_Provided text_.
Commending Norm Coleman

Floor Speech

Date: July 9, 2009
Location: Washington, DC


COMMENDING NORM COLEMAN -- (Senate - July 09, 2009)

Ms. KLOBUCHAR. Madam President, I am here today to speak about Senator Coleman, who was my colleague for my first 2 years in the Senate. As everyone knows, last week the Minnesota Supreme Court issued its ruling on the outcome of last November's Senate election. As I did this week, I congratulate Al Franken for his hard-earned and long-awaited election victory. He has had a good first week in the Senate, and we all welcome him. But I do wish to take this time to talk about Norm Coleman.

First of all, after 6 months without having a second Senator, Senator Coleman made a very difficult decision, and he did it with such grace. He could have appealed that decision. He could have gone to Federal court. It was his right. But he made a decision which he felt was best for the State of Minnesota, and the State.

_Problems_.
1/ Please answer these questions about the floor speech:
(a) On what date was the floor speech delivered?
(b) For how long was Senator Coleman the speaker's colleague in the Senate?
(c) How long had Minnesota gone without a second Senator when Senator Coleman made his decision?
2/ Proceed with the floor speech commending Norm Coleman from the point where it stops.

_Extracted material_.
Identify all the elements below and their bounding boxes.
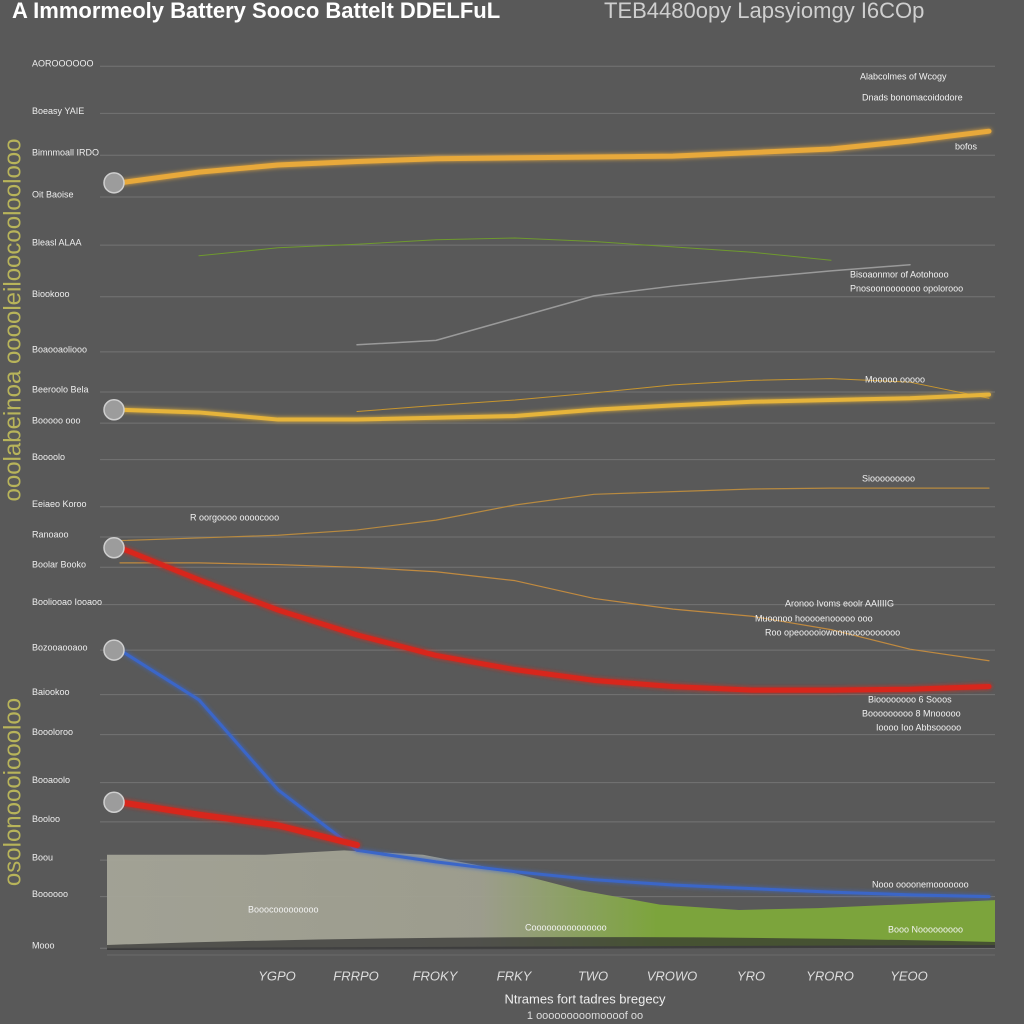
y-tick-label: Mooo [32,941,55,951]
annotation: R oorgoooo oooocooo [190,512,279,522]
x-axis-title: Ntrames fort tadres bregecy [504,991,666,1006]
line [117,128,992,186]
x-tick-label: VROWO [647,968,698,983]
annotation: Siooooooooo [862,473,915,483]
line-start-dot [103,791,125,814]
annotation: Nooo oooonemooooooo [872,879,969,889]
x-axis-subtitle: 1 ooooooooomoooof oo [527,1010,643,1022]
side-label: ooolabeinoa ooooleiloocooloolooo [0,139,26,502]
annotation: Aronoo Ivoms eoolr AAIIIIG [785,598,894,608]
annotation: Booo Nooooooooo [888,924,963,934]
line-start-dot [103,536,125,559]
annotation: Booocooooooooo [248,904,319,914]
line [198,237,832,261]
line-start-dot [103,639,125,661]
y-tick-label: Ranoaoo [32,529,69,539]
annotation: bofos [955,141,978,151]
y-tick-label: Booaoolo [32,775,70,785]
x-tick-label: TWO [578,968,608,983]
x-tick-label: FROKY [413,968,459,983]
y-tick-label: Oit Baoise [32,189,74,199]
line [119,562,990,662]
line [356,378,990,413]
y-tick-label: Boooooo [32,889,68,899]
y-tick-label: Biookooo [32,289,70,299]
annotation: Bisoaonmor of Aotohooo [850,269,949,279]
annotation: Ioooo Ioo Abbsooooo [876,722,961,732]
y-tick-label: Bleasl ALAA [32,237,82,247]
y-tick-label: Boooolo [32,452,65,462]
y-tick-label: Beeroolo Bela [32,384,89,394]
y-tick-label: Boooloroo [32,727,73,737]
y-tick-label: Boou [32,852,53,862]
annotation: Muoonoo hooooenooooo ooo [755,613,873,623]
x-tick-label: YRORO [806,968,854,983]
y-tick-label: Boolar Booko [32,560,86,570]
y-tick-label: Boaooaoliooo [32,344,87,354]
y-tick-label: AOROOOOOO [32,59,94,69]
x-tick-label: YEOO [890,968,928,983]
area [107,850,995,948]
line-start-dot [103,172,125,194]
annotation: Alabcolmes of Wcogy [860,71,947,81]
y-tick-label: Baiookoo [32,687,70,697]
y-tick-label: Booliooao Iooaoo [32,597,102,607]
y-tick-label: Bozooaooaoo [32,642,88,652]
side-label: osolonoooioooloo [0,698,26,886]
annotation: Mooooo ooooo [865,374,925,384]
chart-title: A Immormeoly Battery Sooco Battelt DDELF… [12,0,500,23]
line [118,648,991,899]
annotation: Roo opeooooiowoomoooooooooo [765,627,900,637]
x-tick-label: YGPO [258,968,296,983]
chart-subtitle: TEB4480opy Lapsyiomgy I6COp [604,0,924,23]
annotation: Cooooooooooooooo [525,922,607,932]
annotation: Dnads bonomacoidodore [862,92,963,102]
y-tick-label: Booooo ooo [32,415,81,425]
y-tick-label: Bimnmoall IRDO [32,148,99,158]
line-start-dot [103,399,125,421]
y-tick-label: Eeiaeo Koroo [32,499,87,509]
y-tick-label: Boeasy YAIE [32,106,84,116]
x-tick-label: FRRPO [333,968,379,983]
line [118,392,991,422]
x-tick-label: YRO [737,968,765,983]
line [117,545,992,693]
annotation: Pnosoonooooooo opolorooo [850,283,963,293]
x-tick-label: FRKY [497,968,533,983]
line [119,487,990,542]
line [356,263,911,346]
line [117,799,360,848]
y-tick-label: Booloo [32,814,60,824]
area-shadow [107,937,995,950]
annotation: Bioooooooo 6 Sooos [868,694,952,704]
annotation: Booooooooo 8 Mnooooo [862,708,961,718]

--

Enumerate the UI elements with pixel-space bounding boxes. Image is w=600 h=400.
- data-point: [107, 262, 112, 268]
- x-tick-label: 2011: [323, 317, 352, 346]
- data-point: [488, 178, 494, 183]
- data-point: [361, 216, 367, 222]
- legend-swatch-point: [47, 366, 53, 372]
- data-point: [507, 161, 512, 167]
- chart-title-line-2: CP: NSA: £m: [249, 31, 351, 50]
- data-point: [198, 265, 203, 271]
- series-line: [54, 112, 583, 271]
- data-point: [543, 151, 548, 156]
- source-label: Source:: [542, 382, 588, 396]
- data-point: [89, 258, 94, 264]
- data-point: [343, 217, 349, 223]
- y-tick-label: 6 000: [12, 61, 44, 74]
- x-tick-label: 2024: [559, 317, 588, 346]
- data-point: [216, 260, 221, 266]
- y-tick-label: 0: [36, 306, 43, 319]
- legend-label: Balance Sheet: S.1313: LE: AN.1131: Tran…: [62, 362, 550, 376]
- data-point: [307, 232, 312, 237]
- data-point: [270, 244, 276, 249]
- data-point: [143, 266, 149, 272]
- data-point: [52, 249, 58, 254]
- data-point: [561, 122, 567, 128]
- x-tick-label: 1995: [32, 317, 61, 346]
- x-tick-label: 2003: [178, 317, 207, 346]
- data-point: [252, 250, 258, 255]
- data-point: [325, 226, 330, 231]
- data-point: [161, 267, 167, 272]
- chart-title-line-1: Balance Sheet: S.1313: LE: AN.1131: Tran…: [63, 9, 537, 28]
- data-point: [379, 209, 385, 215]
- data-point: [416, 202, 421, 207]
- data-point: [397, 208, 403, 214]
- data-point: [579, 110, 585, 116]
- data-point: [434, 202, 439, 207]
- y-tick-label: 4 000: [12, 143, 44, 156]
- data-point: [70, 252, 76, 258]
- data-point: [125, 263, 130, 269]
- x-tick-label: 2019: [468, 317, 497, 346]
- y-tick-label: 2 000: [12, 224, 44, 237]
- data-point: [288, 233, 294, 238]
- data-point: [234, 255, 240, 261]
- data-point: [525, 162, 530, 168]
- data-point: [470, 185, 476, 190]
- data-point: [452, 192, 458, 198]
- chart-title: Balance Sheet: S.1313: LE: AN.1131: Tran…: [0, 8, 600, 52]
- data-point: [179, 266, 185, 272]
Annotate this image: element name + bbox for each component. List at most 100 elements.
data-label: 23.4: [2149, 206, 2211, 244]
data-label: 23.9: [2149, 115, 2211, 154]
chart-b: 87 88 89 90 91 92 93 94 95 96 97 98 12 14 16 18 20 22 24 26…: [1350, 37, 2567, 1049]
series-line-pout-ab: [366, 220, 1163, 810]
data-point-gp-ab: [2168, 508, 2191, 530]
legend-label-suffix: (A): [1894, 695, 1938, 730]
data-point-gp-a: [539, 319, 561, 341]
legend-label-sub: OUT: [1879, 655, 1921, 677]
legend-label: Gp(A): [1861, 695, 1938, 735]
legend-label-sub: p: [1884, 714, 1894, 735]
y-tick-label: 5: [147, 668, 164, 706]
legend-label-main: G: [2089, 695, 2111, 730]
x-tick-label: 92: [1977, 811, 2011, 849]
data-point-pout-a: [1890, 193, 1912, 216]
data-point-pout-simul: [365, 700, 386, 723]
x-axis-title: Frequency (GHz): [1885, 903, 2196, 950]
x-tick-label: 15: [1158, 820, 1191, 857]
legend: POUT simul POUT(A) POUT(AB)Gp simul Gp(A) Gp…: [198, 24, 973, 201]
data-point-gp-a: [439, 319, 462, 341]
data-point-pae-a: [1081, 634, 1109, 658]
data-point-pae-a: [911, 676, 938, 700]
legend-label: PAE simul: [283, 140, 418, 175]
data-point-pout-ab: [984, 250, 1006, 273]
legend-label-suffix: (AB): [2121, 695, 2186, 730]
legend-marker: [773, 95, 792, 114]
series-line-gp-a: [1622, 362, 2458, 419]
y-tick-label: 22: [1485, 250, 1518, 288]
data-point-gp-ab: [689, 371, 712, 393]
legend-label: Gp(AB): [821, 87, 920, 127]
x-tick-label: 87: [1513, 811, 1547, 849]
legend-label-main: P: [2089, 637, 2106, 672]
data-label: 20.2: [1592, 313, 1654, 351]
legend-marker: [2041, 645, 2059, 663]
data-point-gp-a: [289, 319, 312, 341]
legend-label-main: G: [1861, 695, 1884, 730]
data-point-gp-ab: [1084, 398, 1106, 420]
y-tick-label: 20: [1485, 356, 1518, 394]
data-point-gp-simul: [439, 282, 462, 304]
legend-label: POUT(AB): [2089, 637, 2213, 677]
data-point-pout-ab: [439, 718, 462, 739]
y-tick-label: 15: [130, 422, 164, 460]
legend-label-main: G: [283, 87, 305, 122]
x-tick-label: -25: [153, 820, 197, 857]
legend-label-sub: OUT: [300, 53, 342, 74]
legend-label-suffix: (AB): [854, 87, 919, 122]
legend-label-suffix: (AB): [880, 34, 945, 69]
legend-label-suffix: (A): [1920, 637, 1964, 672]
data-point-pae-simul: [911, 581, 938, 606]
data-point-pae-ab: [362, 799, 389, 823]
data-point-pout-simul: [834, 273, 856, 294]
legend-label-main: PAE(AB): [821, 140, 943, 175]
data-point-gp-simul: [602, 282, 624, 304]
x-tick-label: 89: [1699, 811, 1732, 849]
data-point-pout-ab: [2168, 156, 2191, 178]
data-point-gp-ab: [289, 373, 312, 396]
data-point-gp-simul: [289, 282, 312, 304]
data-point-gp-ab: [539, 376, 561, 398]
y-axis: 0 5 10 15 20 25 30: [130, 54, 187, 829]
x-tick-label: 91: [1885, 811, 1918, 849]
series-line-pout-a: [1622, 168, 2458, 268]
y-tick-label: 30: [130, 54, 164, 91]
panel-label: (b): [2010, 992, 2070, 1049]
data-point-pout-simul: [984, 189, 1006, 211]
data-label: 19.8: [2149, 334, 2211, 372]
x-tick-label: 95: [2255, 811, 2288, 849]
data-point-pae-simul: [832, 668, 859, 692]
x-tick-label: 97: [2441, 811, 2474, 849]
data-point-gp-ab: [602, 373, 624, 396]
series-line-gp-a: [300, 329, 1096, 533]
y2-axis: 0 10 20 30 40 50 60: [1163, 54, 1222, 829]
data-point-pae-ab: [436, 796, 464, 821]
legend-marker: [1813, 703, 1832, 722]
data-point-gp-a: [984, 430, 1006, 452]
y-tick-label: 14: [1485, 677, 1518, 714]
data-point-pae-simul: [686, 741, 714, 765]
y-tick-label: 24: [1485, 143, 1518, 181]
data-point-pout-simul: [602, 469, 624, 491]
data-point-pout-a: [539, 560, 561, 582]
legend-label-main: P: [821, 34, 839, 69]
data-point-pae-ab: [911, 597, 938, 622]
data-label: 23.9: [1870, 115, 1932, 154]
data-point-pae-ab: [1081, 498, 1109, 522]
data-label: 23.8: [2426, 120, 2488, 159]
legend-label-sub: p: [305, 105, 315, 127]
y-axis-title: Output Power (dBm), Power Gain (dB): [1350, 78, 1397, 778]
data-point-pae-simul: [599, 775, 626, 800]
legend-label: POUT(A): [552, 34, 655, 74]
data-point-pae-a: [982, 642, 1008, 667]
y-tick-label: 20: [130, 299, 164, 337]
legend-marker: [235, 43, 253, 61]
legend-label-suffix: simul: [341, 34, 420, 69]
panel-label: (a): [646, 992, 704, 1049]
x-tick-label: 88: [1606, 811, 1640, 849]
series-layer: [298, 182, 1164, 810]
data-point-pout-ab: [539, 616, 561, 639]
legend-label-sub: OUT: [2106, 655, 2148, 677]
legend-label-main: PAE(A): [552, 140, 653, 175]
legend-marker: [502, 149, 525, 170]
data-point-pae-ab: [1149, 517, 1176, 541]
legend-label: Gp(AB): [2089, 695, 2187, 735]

_Answers to the tasks_.
1/
(a) July 9, 2009
(b) For the speaker's first 2 years in the Senate
(c) 6 months

2/
I wish to talk a little bit about what Norm Coleman meant to me to have him as a colleague in the Senate.

When I first came to the Senate, Norm had been a Senator for many years, and he was very gracious to me. He reached out with his staff. We basically got along from the moment I started to the end of his term as a Senator. We worked very hard at that. When we had disagreements, we talked them out and our staffs would talk them out because we felt the most important thing was that we represent the State of Minnesota.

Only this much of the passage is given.